STATED TASK
Repeat the data below exactly, dropping any pictures it holds.

DATA PROVIDED
* * * * * * *

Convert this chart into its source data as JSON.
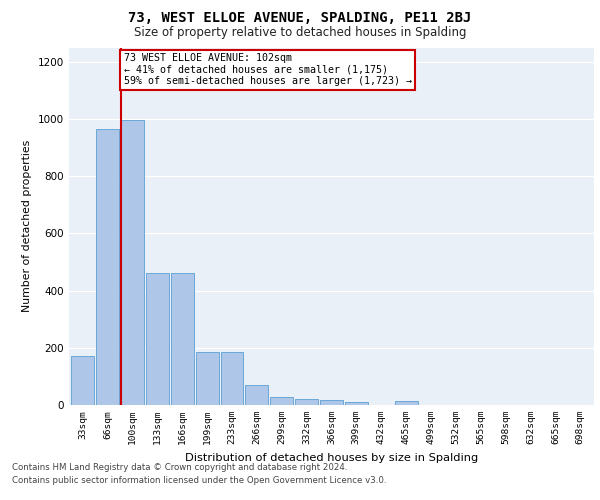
{
  "title1": "73, WEST ELLOE AVENUE, SPALDING, PE11 2BJ",
  "title2": "Size of property relative to detached houses in Spalding",
  "xlabel": "Distribution of detached houses by size in Spalding",
  "ylabel": "Number of detached properties",
  "categories": [
    "33sqm",
    "66sqm",
    "100sqm",
    "133sqm",
    "166sqm",
    "199sqm",
    "233sqm",
    "266sqm",
    "299sqm",
    "332sqm",
    "366sqm",
    "399sqm",
    "432sqm",
    "465sqm",
    "499sqm",
    "532sqm",
    "565sqm",
    "598sqm",
    "632sqm",
    "665sqm",
    "698sqm"
  ],
  "values": [
    170,
    965,
    995,
    462,
    462,
    185,
    185,
    70,
    27,
    22,
    18,
    12,
    0,
    14,
    0,
    0,
    0,
    0,
    0,
    0,
    0
  ],
  "bar_color": "#aec6e8",
  "bar_edgecolor": "#5a9fd4",
  "annotation_text": "73 WEST ELLOE AVENUE: 102sqm\n← 41% of detached houses are smaller (1,175)\n59% of semi-detached houses are larger (1,723) →",
  "vline_color": "#cc0000",
  "box_edgecolor": "#cc0000",
  "footnote1": "Contains HM Land Registry data © Crown copyright and database right 2024.",
  "footnote2": "Contains public sector information licensed under the Open Government Licence v3.0.",
  "ylim": [
    0,
    1250
  ],
  "yticks": [
    0,
    200,
    400,
    600,
    800,
    1000,
    1200
  ],
  "bg_color": "#eaf0f8",
  "fig_bg_color": "#ffffff",
  "property_bin_index": 2
}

* * * * * * *

FULL ANSWER
Convert this chart into its source data as JSON.
{
  "title1": "73, WEST ELLOE AVENUE, SPALDING, PE11 2BJ",
  "title2": "Size of property relative to detached houses in Spalding",
  "xlabel": "Distribution of detached houses by size in Spalding",
  "ylabel": "Number of detached properties",
  "categories": [
    "33sqm",
    "66sqm",
    "100sqm",
    "133sqm",
    "166sqm",
    "199sqm",
    "233sqm",
    "266sqm",
    "299sqm",
    "332sqm",
    "366sqm",
    "399sqm",
    "432sqm",
    "465sqm",
    "499sqm",
    "532sqm",
    "565sqm",
    "598sqm",
    "632sqm",
    "665sqm",
    "698sqm"
  ],
  "values": [
    170,
    965,
    995,
    462,
    462,
    185,
    185,
    70,
    27,
    22,
    18,
    12,
    0,
    14,
    0,
    0,
    0,
    0,
    0,
    0,
    0
  ],
  "bar_color": "#aec6e8",
  "bar_edgecolor": "#5a9fd4",
  "annotation_text": "73 WEST ELLOE AVENUE: 102sqm\n← 41% of detached houses are smaller (1,175)\n59% of semi-detached houses are larger (1,723) →",
  "vline_color": "#cc0000",
  "box_edgecolor": "#cc0000",
  "footnote1": "Contains HM Land Registry data © Crown copyright and database right 2024.",
  "footnote2": "Contains public sector information licensed under the Open Government Licence v3.0.",
  "ylim": [
    0,
    1250
  ],
  "yticks": [
    0,
    200,
    400,
    600,
    800,
    1000,
    1200
  ],
  "bg_color": "#eaf0f8",
  "fig_bg_color": "#ffffff",
  "property_bin_index": 2
}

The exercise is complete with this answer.